# Your task
What follows is a set of entries. Give them again exactly, without the pictures.

(Rows from a figure dataset)

■ ■ ■

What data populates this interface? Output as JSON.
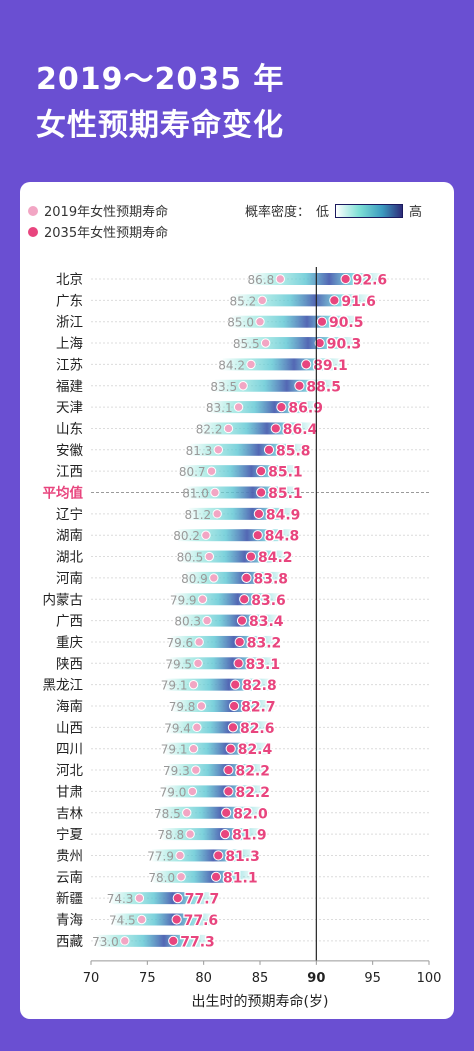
{
  "title": {
    "line1": "2019～2035 年",
    "line2": "女性预期寿命变化"
  },
  "legend": {
    "series_2019": "2019年女性预期寿命",
    "series_2035": "2035年女性预期寿命",
    "density_label": "概率密度：",
    "low": "低",
    "high": "高"
  },
  "colors": {
    "background": "#6a4fd2",
    "dot_2019": "#f2a6c4",
    "dot_2035": "#e8457e",
    "label_2019": "#999999",
    "label_2035": "#e8457e",
    "highlight": "#e8457e"
  },
  "chart_data": {
    "type": "scatter",
    "xlabel": "出生时的预期寿命(岁)",
    "xlim": [
      70,
      100
    ],
    "xticks": [
      70,
      75,
      80,
      85,
      90,
      95,
      100
    ],
    "reference_line": 90,
    "highlight_category": "平均值",
    "categories": [
      "北京",
      "广东",
      "浙江",
      "上海",
      "江苏",
      "福建",
      "天津",
      "山东",
      "安徽",
      "江西",
      "平均值",
      "辽宁",
      "湖南",
      "湖北",
      "河南",
      "内蒙古",
      "广西",
      "重庆",
      "陕西",
      "黑龙江",
      "海南",
      "山西",
      "四川",
      "河北",
      "甘肃",
      "吉林",
      "宁夏",
      "贵州",
      "云南",
      "新疆",
      "青海",
      "西藏"
    ],
    "series": [
      {
        "name": "2019年女性预期寿命",
        "values": [
          86.8,
          85.2,
          85.0,
          85.5,
          84.2,
          83.5,
          83.1,
          82.2,
          81.3,
          80.7,
          81.0,
          81.2,
          80.2,
          80.5,
          80.9,
          79.9,
          80.3,
          79.6,
          79.5,
          79.1,
          79.8,
          79.4,
          79.1,
          79.3,
          79.0,
          78.5,
          78.8,
          77.9,
          78.0,
          74.3,
          74.5,
          73.0
        ]
      },
      {
        "name": "2035年女性预期寿命",
        "values": [
          92.6,
          91.6,
          90.5,
          90.3,
          89.1,
          88.5,
          86.9,
          86.4,
          85.8,
          85.1,
          85.1,
          84.9,
          84.8,
          84.2,
          83.8,
          83.6,
          83.4,
          83.2,
          83.1,
          82.8,
          82.7,
          82.6,
          82.4,
          82.2,
          82.2,
          82.0,
          81.9,
          81.3,
          81.1,
          77.7,
          77.6,
          77.3
        ]
      }
    ]
  }
}
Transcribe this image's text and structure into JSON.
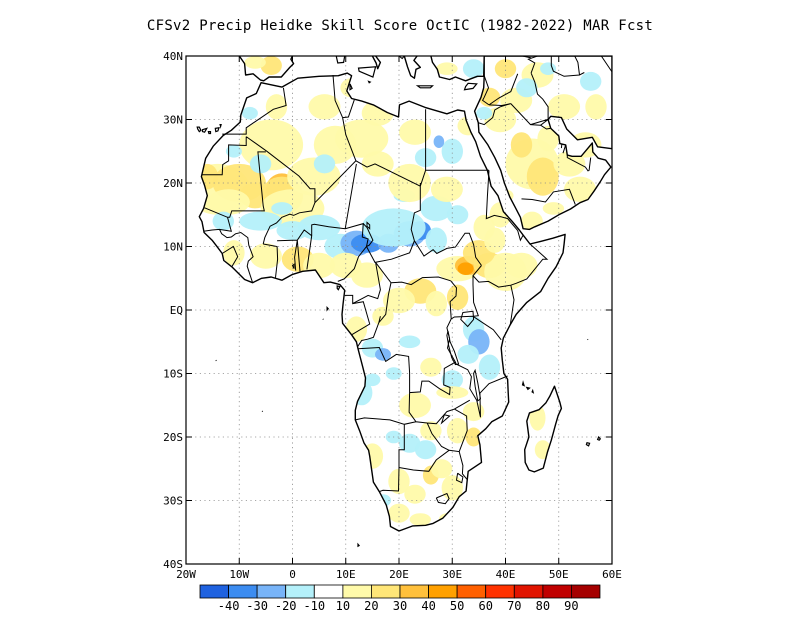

■ ■ ■

# Expected answer
What data populates this interface? Output as JSON.
{
  "title": {
    "line1": "2019～2035 年",
    "line2": "女性预期寿命变化"
  },
  "legend": {
    "series_2019": "2019年女性预期寿命",
    "series_2035": "2035年女性预期寿命",
    "density_label": "概率密度：",
    "low": "低",
    "high": "高"
  },
  "colors": {
    "background": "#6a4fd2",
    "dot_2019": "#f2a6c4",
    "dot_2035": "#e8457e",
    "label_2019": "#999999",
    "label_2035": "#e8457e",
    "highlight": "#e8457e"
  },
  "chart_data": {
    "type": "scatter",
    "xlabel": "出生时的预期寿命(岁)",
    "xlim": [
      70,
      100
    ],
    "xticks": [
      70,
      75,
      80,
      85,
      90,
      95,
      100
    ],
    "reference_line": 90,
    "highlight_category": "平均值",
    "categories": [
      "北京",
      "广东",
      "浙江",
      "上海",
      "江苏",
      "福建",
      "天津",
      "山东",
      "安徽",
      "江西",
      "平均值",
      "辽宁",
      "湖南",
      "湖北",
      "河南",
      "内蒙古",
      "广西",
      "重庆",
      "陕西",
      "黑龙江",
      "海南",
      "山西",
      "四川",
      "河北",
      "甘肃",
      "吉林",
      "宁夏",
      "贵州",
      "云南",
      "新疆",
      "青海",
      "西藏"
    ],
    "series": [
      {
        "name": "2019年女性预期寿命",
        "values": [
          86.8,
          85.2,
          85.0,
          85.5,
          84.2,
          83.5,
          83.1,
          82.2,
          81.3,
          80.7,
          81.0,
          81.2,
          80.2,
          80.5,
          80.9,
          79.9,
          80.3,
          79.6,
          79.5,
          79.1,
          79.8,
          79.4,
          79.1,
          79.3,
          79.0,
          78.5,
          78.8,
          77.9,
          78.0,
          74.3,
          74.5,
          73.0
        ]
      },
      {
        "name": "2035年女性预期寿命",
        "values": [
          92.6,
          91.6,
          90.5,
          90.3,
          89.1,
          88.5,
          86.9,
          86.4,
          85.8,
          85.1,
          85.1,
          84.9,
          84.8,
          84.2,
          83.8,
          83.6,
          83.4,
          83.2,
          83.1,
          82.8,
          82.7,
          82.6,
          82.4,
          82.2,
          82.2,
          82.0,
          81.9,
          81.3,
          81.1,
          77.7,
          77.6,
          77.3
        ]
      }
    ]
  }
}
Transcribe this image's text and structure into JSON.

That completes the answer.